Selection »
## start
PHP-ETL - Operations
Transform - Filter Data

The Filter Data operation selectively skips items in the chain based on rules. It uses the rule engine to evaluate conditions; if the condition is not met, the item is not passed to subsequent operations.


Purpose

Use FilterDataConfig to:

  • Remove unwanted items from the data stream
  • Keep only items that meet specific criteria
  • Filter based on field values or Symfony expressions
  • Implement conditional data processing logic

Configuration

Basic Configuration

use Oliverde8\Component\PhpEtl\OperationConfig\Transformer\FilterDataConfig;

// Keep items where field value is truthy
$config = new FilterDataConfig([
    ["get" => ["field" => "IsSubscribed"]]
]);

Constructor Parameters

public function __construct(
    public readonly array $rules,
    public readonly bool $negate = false,
    string $flavor = 'default'
)
## end
Stored records »
## start
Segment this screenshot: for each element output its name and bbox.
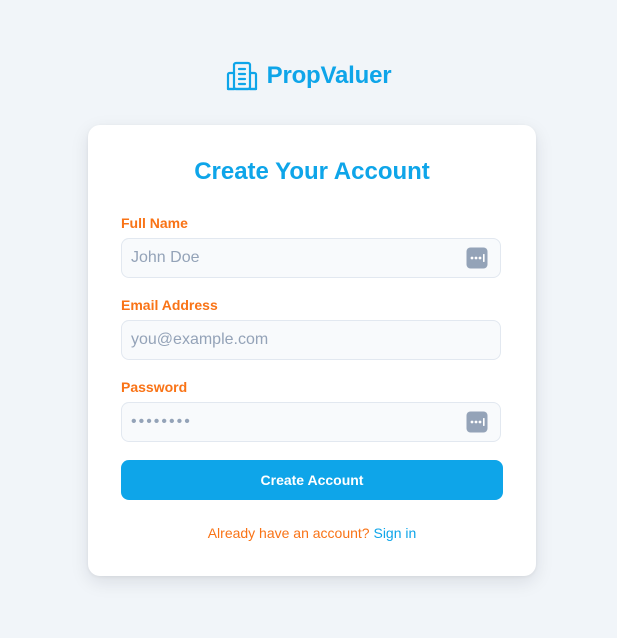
## end
## start
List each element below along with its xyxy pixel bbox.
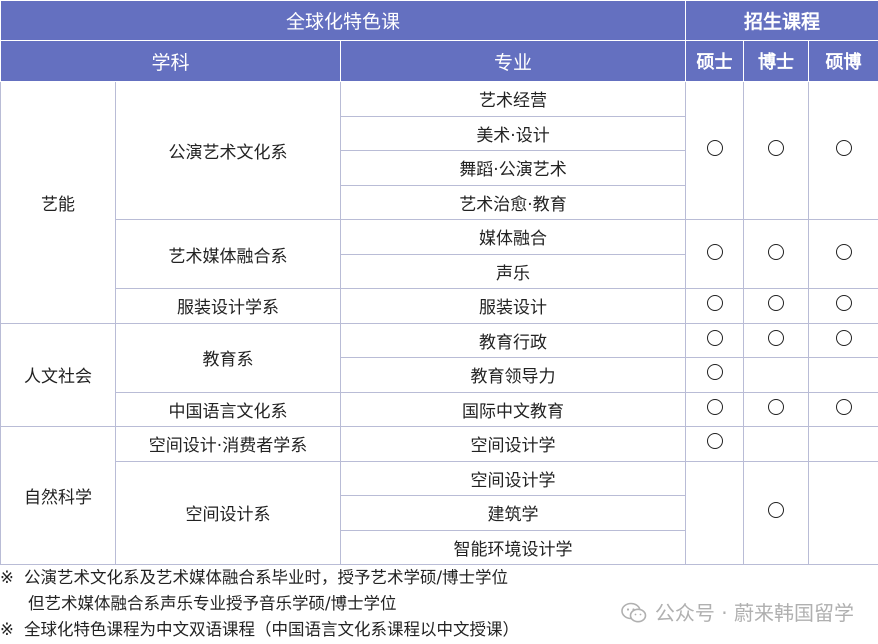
## end
Problem to work on »
List every use of FilterDataConfig given under "Purpose" in the Filter Data page.

Result of this exercise »
- Remove unwanted items from the data stream
- Keep only items that meet specific criteria
- Filter based on field values or Symfony expressions
- Implement conditional data processing logic